_What is being asked:_
Single out the lines of the material that contain "walk" and copy them.

_Input data:_
• • • • • • •

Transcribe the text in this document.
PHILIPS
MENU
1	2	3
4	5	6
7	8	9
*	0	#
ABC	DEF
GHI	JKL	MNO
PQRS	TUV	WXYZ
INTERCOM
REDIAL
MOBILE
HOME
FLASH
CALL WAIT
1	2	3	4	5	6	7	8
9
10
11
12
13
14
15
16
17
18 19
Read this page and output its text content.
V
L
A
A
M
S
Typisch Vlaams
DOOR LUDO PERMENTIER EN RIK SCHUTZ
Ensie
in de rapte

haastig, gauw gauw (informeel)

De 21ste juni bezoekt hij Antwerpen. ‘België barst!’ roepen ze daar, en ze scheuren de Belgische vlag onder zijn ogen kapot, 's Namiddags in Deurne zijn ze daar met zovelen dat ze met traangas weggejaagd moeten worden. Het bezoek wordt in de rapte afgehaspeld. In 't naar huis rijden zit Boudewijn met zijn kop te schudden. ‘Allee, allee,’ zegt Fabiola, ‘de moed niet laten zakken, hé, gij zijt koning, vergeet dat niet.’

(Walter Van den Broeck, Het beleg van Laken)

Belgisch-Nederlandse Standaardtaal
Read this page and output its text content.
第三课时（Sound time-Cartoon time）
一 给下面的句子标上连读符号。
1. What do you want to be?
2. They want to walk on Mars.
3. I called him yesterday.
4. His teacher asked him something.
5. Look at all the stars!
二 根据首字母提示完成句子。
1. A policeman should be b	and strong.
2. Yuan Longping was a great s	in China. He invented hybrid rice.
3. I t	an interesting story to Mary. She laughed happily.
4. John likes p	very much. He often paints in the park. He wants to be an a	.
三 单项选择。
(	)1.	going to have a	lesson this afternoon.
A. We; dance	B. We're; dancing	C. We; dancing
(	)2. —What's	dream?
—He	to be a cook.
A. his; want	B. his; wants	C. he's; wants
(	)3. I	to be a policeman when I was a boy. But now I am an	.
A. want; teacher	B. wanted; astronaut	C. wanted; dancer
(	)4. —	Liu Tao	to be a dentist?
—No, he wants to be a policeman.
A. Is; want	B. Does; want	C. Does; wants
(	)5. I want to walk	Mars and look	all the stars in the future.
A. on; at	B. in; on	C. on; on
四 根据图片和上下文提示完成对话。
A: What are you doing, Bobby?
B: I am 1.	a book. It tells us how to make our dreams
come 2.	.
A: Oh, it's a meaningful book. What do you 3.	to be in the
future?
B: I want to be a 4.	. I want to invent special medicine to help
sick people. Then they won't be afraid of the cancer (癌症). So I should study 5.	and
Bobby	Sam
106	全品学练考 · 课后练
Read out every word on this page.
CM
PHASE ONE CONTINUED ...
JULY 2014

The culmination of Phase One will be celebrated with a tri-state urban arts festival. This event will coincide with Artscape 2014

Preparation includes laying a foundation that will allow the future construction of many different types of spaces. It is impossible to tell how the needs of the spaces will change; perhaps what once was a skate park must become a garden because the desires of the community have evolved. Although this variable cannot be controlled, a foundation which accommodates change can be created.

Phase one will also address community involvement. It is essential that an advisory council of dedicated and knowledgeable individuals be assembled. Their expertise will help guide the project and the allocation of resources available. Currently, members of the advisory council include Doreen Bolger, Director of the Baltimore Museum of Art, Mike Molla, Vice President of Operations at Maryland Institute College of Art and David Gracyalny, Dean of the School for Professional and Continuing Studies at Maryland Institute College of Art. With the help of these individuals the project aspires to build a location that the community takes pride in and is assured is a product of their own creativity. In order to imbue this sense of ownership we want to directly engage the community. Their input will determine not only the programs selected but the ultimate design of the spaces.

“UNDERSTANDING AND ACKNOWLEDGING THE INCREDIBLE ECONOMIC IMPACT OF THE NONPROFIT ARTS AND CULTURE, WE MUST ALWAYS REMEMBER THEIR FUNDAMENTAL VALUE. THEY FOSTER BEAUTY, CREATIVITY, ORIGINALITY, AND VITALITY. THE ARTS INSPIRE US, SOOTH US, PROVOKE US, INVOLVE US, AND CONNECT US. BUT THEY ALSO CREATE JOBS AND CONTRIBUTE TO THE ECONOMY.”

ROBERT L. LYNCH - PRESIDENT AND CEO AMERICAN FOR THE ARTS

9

• • • • • • •

_Completed exercise:_
2. They want to walk on Mars.
(	)5. I want to walk	Mars and look	all the stars in the future.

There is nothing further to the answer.